§ **Given instruction**
Put the material below into a numbered list, from its first line up to and including the line that contains "list-item: • von Brusewitz", leaving out any blank lines.

**** Data

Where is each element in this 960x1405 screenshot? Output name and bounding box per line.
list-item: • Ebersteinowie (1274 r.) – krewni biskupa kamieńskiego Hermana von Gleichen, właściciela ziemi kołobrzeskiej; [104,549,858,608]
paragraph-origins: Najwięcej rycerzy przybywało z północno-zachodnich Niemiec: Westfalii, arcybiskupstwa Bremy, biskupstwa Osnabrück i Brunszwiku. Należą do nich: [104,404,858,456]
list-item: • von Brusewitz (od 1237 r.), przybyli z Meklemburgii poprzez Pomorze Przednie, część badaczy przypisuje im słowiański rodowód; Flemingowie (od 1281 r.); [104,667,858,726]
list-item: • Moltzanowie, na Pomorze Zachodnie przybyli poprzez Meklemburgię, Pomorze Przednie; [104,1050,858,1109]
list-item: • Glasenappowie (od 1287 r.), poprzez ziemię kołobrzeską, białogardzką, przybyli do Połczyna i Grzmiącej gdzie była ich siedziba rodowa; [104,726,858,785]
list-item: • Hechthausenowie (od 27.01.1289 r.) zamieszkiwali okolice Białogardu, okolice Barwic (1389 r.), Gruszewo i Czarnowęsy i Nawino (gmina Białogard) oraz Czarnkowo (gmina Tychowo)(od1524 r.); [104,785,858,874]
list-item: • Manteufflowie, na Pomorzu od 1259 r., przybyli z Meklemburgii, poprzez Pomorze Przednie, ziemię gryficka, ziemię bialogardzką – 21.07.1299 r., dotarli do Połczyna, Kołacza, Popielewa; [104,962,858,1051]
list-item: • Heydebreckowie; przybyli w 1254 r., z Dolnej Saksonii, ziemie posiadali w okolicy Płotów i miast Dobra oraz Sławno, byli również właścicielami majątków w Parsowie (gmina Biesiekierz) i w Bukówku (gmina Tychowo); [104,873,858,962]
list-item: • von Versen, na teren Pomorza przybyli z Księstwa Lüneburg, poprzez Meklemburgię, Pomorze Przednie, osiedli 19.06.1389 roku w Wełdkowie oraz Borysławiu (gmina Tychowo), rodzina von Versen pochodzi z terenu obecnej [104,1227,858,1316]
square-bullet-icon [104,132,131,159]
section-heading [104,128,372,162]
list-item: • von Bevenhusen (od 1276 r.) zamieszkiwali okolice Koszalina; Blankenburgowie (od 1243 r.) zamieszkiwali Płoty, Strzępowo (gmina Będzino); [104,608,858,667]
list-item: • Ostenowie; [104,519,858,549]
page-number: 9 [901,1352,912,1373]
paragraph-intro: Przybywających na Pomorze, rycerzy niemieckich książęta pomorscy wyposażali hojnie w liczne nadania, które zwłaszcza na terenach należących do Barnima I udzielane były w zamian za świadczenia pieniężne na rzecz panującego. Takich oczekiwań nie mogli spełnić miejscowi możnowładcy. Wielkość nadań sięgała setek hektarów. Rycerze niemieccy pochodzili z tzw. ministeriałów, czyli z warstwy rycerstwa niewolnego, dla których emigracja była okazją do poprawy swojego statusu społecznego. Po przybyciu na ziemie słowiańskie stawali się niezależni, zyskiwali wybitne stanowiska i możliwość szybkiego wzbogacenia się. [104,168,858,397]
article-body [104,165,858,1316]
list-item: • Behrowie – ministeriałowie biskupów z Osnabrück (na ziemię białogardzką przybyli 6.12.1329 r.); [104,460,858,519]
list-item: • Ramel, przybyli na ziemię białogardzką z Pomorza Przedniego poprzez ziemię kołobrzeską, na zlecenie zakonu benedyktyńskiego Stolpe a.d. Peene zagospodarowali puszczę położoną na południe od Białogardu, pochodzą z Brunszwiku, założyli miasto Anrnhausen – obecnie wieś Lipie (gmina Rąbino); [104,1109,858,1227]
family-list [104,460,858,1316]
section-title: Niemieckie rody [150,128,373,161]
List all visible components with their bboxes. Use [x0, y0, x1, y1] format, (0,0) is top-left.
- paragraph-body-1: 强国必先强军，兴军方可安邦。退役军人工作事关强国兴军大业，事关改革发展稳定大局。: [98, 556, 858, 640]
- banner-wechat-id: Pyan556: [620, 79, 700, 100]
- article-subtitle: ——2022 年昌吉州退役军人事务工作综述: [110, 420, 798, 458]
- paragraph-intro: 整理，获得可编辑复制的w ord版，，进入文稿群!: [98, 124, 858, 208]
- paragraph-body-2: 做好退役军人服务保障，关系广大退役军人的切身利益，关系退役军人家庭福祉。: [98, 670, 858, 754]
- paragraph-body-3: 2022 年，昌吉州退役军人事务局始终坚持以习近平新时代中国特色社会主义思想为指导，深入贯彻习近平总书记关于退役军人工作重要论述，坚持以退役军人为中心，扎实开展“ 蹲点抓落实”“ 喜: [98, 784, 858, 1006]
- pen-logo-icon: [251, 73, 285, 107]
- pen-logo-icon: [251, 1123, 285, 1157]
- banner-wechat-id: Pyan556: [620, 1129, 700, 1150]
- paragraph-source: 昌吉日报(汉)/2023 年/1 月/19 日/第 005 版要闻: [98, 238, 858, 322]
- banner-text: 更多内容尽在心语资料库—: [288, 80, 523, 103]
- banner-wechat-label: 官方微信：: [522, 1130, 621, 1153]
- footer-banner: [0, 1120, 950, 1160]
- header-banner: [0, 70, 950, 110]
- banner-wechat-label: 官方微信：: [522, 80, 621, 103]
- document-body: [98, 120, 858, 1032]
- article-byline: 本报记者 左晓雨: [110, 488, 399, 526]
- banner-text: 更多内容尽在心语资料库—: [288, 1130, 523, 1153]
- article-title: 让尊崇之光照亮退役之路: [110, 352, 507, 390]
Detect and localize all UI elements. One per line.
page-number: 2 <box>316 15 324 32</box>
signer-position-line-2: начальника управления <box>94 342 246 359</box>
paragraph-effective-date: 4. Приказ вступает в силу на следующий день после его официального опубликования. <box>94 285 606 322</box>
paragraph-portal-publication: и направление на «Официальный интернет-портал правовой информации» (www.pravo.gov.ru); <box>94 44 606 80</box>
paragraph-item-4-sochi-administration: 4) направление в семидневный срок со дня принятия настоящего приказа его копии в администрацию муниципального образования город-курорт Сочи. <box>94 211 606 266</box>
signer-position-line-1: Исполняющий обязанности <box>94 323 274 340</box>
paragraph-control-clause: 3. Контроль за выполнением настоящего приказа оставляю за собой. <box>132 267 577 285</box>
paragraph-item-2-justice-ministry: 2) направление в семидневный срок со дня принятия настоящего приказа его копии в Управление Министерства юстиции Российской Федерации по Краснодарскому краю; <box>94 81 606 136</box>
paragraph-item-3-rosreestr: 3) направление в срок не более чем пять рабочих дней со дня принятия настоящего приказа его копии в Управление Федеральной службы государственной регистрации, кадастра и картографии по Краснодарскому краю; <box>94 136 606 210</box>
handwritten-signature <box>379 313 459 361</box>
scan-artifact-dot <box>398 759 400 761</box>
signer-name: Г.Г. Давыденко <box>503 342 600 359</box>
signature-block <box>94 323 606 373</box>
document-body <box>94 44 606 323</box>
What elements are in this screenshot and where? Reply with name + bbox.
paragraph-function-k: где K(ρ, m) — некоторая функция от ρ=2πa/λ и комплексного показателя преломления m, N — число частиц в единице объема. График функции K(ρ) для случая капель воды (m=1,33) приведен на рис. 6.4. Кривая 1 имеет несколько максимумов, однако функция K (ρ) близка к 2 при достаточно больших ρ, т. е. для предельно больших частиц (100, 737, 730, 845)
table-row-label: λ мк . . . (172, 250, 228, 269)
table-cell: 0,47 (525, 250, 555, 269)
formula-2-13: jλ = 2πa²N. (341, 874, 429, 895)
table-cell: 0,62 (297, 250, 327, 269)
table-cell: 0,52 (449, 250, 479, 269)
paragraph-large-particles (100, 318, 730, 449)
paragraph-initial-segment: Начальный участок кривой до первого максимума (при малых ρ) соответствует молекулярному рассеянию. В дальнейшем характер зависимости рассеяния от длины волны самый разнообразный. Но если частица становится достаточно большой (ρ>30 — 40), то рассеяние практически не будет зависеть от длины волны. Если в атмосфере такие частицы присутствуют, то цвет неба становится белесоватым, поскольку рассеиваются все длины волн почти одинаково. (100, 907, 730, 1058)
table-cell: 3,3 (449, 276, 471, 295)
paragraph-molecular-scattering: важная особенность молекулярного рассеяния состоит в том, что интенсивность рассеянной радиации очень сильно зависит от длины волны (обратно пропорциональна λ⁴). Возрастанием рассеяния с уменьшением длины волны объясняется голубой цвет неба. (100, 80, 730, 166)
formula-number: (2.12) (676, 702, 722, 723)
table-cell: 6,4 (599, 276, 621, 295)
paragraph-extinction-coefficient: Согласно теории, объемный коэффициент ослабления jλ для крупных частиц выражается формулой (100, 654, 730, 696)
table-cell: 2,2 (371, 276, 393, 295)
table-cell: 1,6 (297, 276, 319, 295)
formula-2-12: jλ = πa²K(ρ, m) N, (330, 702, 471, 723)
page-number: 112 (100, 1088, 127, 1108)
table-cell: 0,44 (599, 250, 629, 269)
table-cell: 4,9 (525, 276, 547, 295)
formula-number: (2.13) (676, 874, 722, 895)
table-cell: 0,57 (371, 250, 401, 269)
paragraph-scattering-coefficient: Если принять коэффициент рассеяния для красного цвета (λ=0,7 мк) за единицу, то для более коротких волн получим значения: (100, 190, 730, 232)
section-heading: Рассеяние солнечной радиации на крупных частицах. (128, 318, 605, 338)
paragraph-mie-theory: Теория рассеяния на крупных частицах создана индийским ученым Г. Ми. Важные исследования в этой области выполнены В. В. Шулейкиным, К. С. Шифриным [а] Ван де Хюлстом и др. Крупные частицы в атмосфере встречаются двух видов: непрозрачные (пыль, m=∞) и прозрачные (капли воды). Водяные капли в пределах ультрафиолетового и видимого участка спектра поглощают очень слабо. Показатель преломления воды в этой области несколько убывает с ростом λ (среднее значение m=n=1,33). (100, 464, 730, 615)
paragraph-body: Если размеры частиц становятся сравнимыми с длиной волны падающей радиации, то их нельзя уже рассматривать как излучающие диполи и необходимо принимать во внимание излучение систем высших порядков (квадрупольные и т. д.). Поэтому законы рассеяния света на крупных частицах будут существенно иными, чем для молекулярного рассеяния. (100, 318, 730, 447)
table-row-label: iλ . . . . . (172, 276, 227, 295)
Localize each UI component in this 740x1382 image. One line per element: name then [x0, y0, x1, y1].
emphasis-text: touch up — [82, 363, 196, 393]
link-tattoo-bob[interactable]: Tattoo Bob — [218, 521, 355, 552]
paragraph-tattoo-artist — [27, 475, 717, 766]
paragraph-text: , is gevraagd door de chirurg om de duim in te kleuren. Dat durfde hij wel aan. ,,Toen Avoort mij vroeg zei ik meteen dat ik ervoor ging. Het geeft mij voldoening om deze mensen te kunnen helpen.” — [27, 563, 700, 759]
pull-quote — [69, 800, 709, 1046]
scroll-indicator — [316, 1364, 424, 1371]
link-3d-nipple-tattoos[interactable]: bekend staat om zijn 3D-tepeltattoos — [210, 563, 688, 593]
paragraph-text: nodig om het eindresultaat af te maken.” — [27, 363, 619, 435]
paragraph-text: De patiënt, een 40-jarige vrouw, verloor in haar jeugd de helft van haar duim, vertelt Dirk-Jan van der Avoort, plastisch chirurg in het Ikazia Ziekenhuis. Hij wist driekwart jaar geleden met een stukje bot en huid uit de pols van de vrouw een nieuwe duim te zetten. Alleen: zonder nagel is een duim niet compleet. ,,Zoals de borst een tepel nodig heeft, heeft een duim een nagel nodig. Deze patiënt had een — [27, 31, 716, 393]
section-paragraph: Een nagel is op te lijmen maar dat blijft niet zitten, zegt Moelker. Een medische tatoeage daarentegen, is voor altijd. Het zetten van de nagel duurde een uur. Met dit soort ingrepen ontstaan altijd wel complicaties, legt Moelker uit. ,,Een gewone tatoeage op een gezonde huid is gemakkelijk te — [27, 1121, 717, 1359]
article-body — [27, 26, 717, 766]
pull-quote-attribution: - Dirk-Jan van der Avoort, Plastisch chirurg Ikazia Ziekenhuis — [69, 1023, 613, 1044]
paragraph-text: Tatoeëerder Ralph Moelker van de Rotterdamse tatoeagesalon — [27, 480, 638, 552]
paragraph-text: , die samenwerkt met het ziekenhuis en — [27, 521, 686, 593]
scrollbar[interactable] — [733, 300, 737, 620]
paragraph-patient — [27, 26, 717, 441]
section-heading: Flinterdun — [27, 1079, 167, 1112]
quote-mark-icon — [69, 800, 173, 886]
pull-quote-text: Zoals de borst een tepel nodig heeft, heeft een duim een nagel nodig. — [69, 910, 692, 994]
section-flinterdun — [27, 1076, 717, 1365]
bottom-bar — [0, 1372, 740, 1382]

********

§ **Answer below**
1. Where is each element in this 960x1405 screenshot? Output name and bounding box per line.
2. list-item: • Ebersteinowie (1274 r.) – krewni biskupa kamieńskiego Hermana von Gleichen, właściciela ziemi kołobrzeskiej; [104,549,858,608]
3. paragraph-origins: Najwięcej rycerzy przybywało z północno-zachodnich Niemiec: Westfalii, arcybiskupstwa Bremy, biskupstwa Osnabrück i Brunszwiku. Należą do nich: [104,404,858,456]
4. list-item: • von Brusewitz (od 1237 r.), przybyli z Meklemburgii poprzez Pomorze Przednie, część badaczy przypisuje im słowiański rodowód; Flemingowie (od 1281 r.); [104,667,858,726]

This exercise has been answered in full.